- Records provided:
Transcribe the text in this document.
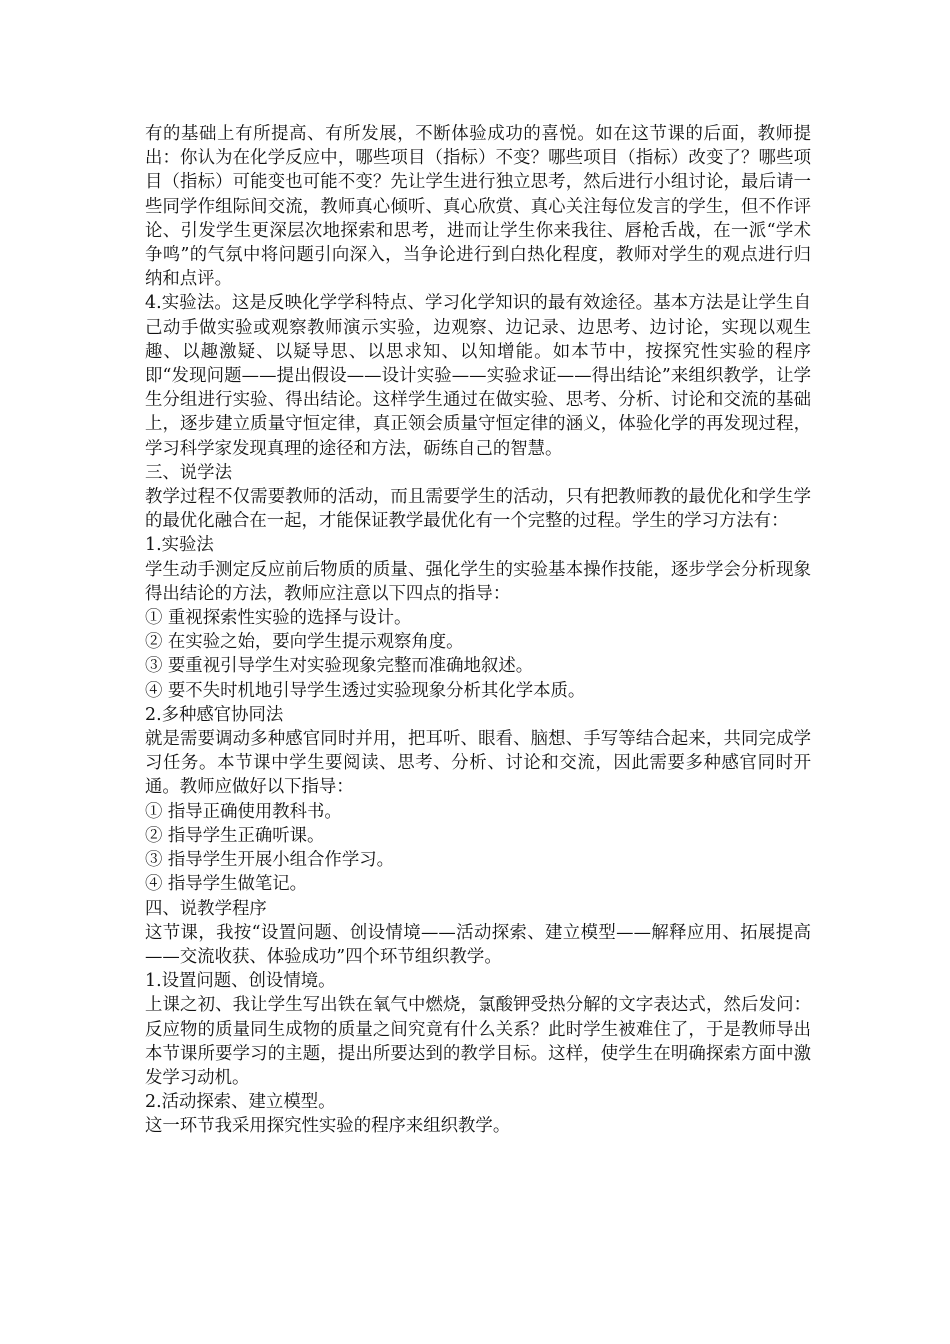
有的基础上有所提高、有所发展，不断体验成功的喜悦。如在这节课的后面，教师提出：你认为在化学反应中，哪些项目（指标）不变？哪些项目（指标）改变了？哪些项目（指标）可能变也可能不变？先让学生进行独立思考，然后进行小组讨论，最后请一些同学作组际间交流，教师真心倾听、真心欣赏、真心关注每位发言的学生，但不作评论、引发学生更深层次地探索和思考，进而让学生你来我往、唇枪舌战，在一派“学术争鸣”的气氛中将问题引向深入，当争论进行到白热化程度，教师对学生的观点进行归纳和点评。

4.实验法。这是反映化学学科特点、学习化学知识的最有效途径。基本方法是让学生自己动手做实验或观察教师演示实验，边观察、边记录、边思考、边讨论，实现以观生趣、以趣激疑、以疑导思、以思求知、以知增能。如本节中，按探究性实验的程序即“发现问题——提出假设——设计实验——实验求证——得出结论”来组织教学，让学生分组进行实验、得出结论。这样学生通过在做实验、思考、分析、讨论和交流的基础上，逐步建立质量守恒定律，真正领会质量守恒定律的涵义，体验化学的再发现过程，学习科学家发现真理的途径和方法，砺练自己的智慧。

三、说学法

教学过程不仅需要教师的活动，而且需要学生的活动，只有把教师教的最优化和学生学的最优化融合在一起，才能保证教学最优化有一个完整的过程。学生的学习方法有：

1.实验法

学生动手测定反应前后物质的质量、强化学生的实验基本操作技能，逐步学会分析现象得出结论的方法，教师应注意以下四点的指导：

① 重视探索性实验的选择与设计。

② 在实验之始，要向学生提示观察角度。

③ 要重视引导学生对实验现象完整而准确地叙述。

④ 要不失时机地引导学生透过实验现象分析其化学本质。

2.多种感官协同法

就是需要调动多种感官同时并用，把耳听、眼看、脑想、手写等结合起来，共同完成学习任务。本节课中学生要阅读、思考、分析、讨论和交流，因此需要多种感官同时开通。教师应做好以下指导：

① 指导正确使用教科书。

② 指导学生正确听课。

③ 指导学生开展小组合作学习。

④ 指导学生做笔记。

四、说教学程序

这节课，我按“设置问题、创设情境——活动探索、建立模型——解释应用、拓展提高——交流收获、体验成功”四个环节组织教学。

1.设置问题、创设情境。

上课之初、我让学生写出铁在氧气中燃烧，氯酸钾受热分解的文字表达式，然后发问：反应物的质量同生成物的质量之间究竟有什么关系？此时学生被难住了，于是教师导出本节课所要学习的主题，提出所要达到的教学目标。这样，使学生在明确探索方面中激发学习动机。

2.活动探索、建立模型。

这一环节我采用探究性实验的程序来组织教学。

...

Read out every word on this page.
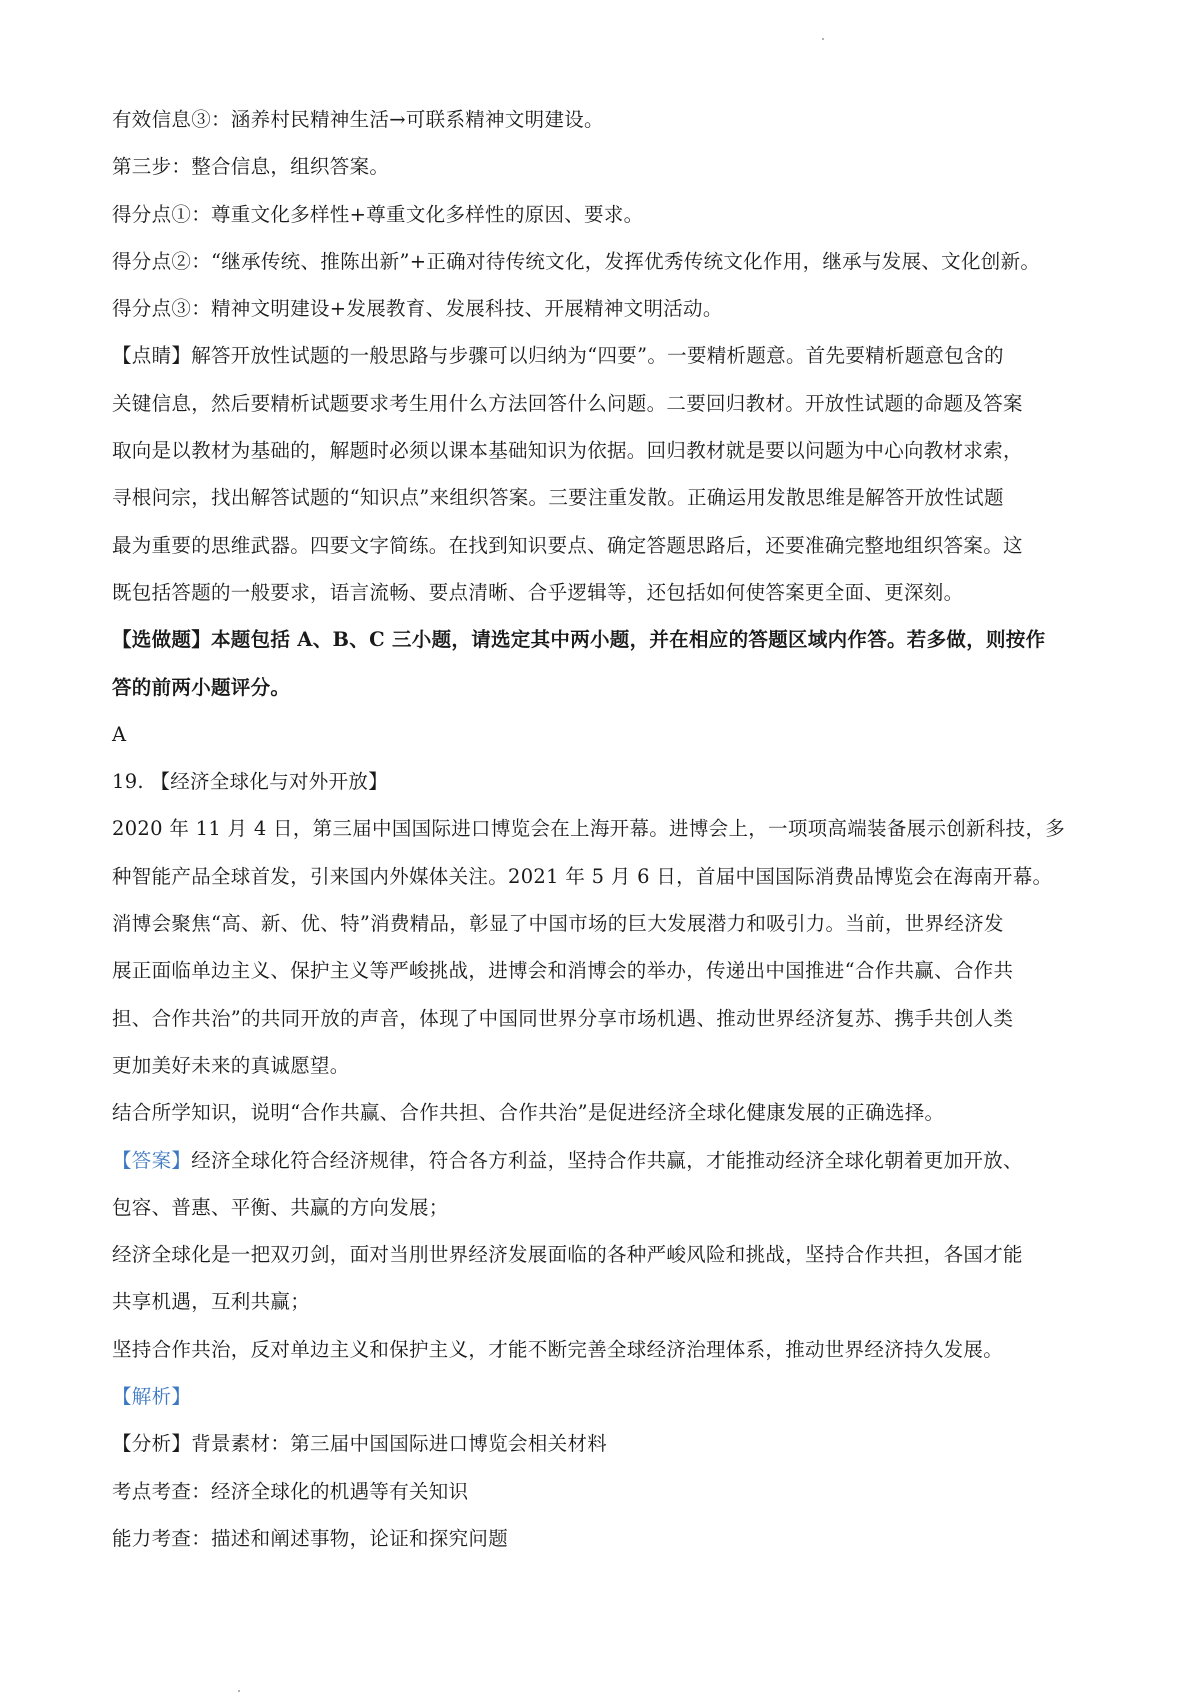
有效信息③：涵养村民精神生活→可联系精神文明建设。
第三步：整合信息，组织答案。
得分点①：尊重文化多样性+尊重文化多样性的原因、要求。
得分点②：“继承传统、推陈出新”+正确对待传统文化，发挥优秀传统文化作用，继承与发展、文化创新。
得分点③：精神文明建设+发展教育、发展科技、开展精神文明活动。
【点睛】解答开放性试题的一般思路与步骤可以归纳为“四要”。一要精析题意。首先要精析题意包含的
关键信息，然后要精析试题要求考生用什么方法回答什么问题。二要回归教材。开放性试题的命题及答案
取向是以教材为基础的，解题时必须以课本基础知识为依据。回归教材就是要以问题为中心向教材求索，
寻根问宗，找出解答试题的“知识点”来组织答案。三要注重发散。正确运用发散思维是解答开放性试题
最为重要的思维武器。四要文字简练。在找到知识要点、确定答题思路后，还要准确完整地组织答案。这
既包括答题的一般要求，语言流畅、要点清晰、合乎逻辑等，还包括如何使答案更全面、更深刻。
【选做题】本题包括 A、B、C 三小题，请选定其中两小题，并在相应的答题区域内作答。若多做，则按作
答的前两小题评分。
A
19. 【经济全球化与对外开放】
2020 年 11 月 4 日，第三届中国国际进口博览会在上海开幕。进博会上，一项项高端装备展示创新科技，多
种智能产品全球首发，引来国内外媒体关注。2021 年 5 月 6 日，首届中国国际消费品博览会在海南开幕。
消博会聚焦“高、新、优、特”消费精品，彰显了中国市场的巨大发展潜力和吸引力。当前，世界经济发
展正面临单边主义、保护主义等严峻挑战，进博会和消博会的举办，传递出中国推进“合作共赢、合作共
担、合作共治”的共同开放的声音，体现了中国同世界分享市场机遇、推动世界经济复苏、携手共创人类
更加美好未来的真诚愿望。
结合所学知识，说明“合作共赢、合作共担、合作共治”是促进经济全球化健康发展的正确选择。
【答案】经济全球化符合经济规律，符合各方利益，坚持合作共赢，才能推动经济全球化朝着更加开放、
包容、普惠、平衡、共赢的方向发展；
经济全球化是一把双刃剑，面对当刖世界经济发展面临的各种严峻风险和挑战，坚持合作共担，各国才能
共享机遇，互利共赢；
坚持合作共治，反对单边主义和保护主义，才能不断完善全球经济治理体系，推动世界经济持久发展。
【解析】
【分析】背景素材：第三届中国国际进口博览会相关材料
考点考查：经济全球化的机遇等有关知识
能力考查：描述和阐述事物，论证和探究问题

- Set problem: From the entries above, extract each line containing "设置问题".

- Finished task:
这节课，我按“设置问题、创设情境——活动探索、建立模型——解释应用、拓展提高——交流收获、体验成功”四个环节组织教学。
1.设置问题、创设情境。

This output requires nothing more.